— Start DATASET RECORDS —
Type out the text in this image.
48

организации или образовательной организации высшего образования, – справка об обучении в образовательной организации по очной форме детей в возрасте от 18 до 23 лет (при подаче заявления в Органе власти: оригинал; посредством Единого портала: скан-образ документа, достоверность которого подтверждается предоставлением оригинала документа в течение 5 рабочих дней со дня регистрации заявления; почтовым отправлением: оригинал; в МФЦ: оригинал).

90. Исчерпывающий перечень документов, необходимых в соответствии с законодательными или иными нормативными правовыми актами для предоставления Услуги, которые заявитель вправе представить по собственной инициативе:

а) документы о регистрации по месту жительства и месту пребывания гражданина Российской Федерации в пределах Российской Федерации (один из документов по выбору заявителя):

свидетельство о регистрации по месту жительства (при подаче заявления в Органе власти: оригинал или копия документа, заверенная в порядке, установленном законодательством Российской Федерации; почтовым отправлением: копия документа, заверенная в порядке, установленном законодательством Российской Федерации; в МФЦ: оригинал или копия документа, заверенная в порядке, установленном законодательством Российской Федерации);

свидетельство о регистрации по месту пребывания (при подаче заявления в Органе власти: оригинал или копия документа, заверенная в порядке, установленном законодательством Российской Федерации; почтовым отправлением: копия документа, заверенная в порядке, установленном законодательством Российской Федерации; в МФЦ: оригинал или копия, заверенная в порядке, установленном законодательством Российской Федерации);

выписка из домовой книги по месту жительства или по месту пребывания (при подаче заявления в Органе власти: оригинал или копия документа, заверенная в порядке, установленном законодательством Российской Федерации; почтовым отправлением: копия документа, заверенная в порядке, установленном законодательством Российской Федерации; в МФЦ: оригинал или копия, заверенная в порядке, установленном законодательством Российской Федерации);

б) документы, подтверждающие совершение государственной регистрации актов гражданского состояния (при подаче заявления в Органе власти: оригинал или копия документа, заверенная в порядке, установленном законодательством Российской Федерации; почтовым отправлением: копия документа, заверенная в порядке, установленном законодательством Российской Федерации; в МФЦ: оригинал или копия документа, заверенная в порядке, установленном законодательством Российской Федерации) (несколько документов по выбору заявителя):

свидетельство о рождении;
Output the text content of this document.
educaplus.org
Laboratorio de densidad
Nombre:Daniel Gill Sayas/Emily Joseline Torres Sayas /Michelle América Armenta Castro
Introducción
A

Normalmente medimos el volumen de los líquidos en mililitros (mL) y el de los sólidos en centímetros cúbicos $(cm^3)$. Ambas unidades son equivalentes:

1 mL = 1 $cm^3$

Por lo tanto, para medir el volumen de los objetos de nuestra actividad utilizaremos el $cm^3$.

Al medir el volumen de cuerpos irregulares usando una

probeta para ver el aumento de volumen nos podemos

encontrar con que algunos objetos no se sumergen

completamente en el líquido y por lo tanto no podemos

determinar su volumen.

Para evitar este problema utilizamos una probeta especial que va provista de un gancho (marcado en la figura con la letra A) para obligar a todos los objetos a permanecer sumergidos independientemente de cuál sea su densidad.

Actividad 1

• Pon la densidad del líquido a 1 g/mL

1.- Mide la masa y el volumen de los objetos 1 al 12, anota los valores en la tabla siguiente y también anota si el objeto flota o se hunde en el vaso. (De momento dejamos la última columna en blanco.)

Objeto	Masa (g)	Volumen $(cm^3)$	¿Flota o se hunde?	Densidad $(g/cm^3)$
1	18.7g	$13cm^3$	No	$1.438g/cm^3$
— End DATASET RECORDS —
§ **GOAL OF THE EXERCISE**
Take every line from the data above that holds "свидетельство" and copy it out.

§ **CORRECT ANSWER**
свидетельство о регистрации по месту жительства (при подаче заявления в Органе власти: оригинал или копия документа, заверенная в порядке, установленном законодательством Российской Федерации; почтовым отправлением: копия документа, заверенная в порядке, установленном законодательством Российской Федерации; в МФЦ: оригинал или копия документа, заверенная в порядке, установленном законодательством Российской Федерации);
свидетельство о регистрации по месту пребывания (при подаче заявления в Органе власти: оригинал или копия документа, заверенная в порядке, установленном законодательством Российской Федерации; почтовым отправлением: копия документа, заверенная в порядке, установленном законодательством Российской Федерации; в МФЦ: оригинал или копия, заверенная в порядке, установленном законодательством Российской Федерации);
свидетельство о рождении;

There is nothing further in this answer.